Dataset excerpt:
■ ■ ■ ■ ■ ■ ■
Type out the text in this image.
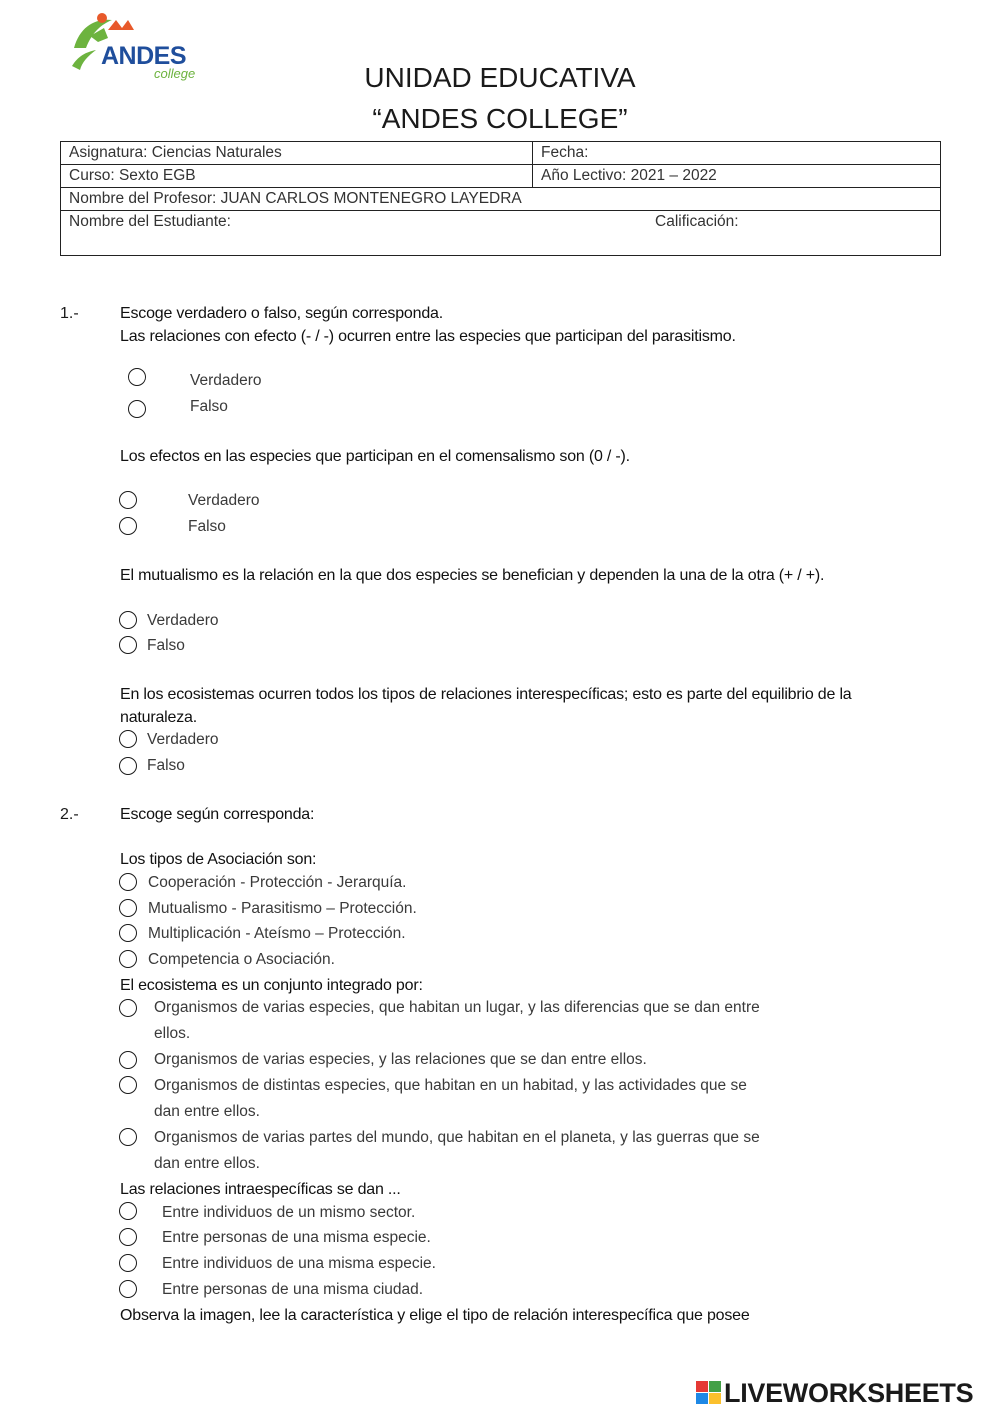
ANDES
college	UNIDAD EDUCATIVA
“ANDES COLLEGE”
Asignatura: Ciencias Naturales	Fecha:
Curso: Sexto EGB	Año Lectivo: 2021 – 2022
Nombre del Profesor: JUAN CARLOS MONTENEGRO LAYEDRA	
Nombre del Estudiante: Calificación:	
1.-	Escoge verdadero o falso, según corresponda.
Las relaciones con efecto (- / -) ocurren entre las especies que participan del parasitismo.
Verdadero
Falso
Los efectos en las especies que participan en el comensalismo son (0 / -).
Verdadero
Falso
El mutualismo es la relación en la que dos especies se benefician y dependen la una de la otra (+ / +).
Verdadero
Falso
En los ecosistemas ocurren todos los tipos de relaciones interespecíficas; esto es parte del equilibrio de la
naturaleza.
Verdadero
Falso
2.-	Escoge según corresponda:
Los tipos de Asociación son:
Cooperación - Protección - Jerarquía.
Mutualismo - Parasitismo – Protección.
Multiplicación - Ateísmo – Protección.
Competencia o Asociación.
El ecosistema es un conjunto integrado por:
Organismos de varias especies, que habitan un lugar, y las diferencias que se dan entre
ellos.
Organismos de varias especies, y las relaciones que se dan entre ellos.
Organismos de distintas especies, que habitan en un habitad, y las actividades que se
dan entre ellos.
Organismos de varias partes del mundo, que habitan en el planeta, y las guerras que se
dan entre ellos.
Las relaciones intraespecíficas se dan ...
Entre individuos de un mismo sector.
Entre personas de una misma especie.
Entre individuos de una misma especie.
Entre personas de una misma ciudad.
Observa la imagen, lee la característica y elige el tipo de relación interespecífica que posee
LIVEWORKSHEETS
■ ■ ■ ■ ■ ■ ■
▶ _Exercise task_
In your copy, repeat each record exactly and include no pictures.

▶ _Result_
Type out the text in this image.
ANDES
college	UNIDAD EDUCATIVA
“ANDES COLLEGE”
Asignatura: Ciencias Naturales	Fecha:
Curso: Sexto EGB	Año Lectivo: 2021 – 2022
Nombre del Profesor: JUAN CARLOS MONTENEGRO LAYEDRA	
Nombre del Estudiante: Calificación:	
1.-	Escoge verdadero o falso, según corresponda.
Las relaciones con efecto (- / -) ocurren entre las especies que participan del parasitismo.
Verdadero
Falso
Los efectos en las especies que participan en el comensalismo son (0 / -).
Verdadero
Falso
El mutualismo es la relación en la que dos especies se benefician y dependen la una de la otra (+ / +).
Verdadero
Falso
En los ecosistemas ocurren todos los tipos de relaciones interespecíficas; esto es parte del equilibrio de la
naturaleza.
Verdadero
Falso
2.-	Escoge según corresponda:
Los tipos de Asociación son:
Cooperación - Protección - Jerarquía.
Mutualismo - Parasitismo – Protección.
Multiplicación - Ateísmo – Protección.
Competencia o Asociación.
El ecosistema es un conjunto integrado por:
Organismos de varias especies, que habitan un lugar, y las diferencias que se dan entre
ellos.
Organismos de varias especies, y las relaciones que se dan entre ellos.
Organismos de distintas especies, que habitan en un habitad, y las actividades que se
dan entre ellos.
Organismos de varias partes del mundo, que habitan en el planeta, y las guerras que se
dan entre ellos.
Las relaciones intraespecíficas se dan ...
Entre individuos de un mismo sector.
Entre personas de una misma especie.
Entre individuos de una misma especie.
Entre personas de una misma ciudad.
Observa la imagen, lee la característica y elige el tipo de relación interespecífica que posee
LIVEWORKSHEETS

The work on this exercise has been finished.